[Exercise directions] Collect all lines from the records below that include the word "марки".

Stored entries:
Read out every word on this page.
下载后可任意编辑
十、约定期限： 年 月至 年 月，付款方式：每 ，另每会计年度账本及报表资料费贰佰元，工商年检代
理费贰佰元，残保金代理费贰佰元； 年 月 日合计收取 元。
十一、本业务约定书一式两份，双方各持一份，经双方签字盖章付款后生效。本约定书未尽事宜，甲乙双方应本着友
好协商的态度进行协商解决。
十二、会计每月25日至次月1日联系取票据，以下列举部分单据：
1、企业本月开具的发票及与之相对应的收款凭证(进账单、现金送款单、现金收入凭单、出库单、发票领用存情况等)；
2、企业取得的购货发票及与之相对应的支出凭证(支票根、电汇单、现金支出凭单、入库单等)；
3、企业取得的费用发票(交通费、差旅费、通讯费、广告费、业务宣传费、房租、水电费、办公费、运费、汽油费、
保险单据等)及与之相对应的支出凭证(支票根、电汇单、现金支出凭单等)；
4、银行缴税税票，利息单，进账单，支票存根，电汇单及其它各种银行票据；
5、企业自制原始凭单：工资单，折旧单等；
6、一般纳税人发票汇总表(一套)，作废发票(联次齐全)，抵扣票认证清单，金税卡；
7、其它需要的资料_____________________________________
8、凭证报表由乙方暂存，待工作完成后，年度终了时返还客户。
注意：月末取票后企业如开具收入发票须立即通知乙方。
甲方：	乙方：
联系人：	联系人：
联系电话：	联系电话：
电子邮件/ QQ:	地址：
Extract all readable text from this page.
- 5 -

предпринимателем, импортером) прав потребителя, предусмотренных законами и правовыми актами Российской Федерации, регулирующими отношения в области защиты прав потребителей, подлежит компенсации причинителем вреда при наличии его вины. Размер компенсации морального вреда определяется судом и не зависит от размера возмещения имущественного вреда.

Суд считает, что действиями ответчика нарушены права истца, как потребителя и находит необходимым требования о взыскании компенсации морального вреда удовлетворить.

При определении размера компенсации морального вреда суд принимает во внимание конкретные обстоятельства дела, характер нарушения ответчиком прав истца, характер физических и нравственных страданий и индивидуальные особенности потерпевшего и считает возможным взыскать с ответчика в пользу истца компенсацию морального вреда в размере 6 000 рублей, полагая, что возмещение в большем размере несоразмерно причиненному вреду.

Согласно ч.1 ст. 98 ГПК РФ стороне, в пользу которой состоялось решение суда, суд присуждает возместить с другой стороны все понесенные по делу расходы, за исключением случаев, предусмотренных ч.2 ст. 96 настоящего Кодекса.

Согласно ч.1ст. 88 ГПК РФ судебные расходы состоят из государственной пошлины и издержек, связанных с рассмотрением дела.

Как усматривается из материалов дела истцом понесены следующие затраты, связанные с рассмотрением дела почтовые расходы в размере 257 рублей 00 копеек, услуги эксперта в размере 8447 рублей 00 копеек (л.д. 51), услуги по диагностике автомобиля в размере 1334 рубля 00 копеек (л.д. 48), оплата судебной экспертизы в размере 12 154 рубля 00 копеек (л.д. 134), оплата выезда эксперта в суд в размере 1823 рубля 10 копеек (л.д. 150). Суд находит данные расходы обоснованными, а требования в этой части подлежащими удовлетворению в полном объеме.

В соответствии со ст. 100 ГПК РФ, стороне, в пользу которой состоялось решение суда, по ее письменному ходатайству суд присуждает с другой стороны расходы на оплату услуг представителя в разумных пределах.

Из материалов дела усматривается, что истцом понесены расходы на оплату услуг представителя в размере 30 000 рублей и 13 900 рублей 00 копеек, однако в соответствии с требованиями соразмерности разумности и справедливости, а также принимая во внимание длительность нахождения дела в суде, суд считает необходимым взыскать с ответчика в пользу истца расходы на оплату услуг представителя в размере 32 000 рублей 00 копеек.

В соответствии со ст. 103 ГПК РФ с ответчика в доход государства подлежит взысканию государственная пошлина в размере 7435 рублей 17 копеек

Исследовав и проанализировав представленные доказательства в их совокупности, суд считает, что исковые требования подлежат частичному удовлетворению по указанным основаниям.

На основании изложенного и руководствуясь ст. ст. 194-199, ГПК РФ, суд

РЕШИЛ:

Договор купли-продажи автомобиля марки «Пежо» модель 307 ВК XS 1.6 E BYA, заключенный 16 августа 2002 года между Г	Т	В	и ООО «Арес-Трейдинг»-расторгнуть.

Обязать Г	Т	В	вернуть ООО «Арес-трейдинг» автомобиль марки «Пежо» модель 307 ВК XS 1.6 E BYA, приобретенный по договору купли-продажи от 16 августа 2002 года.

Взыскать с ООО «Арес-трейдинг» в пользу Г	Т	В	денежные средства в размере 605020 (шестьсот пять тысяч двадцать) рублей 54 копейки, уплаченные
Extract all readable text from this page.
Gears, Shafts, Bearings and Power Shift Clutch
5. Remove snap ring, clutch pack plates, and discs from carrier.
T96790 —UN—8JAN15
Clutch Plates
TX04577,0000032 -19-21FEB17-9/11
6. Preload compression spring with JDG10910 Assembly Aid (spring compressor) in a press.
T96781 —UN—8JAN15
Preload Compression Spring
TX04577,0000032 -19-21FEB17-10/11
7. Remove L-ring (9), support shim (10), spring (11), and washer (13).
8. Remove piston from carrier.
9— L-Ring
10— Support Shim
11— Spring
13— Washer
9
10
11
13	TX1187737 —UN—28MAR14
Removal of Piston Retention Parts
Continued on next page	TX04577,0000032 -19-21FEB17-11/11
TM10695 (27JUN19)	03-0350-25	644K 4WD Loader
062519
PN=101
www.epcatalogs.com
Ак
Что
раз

[The result]
Договор купли-продажи автомобиля марки «Пежо» модель 307 ВК XS 1.6 E BYA, заключенный 16 августа 2002 года между Г	Т	В	и ООО «Арес-Трейдинг»-расторгнуть.
Обязать Г	Т	В	вернуть ООО «Арес-трейдинг» автомобиль марки «Пежо» модель 307 ВК XS 1.6 E BYA, приобретенный по договору купли-продажи от 16 августа 2002 года.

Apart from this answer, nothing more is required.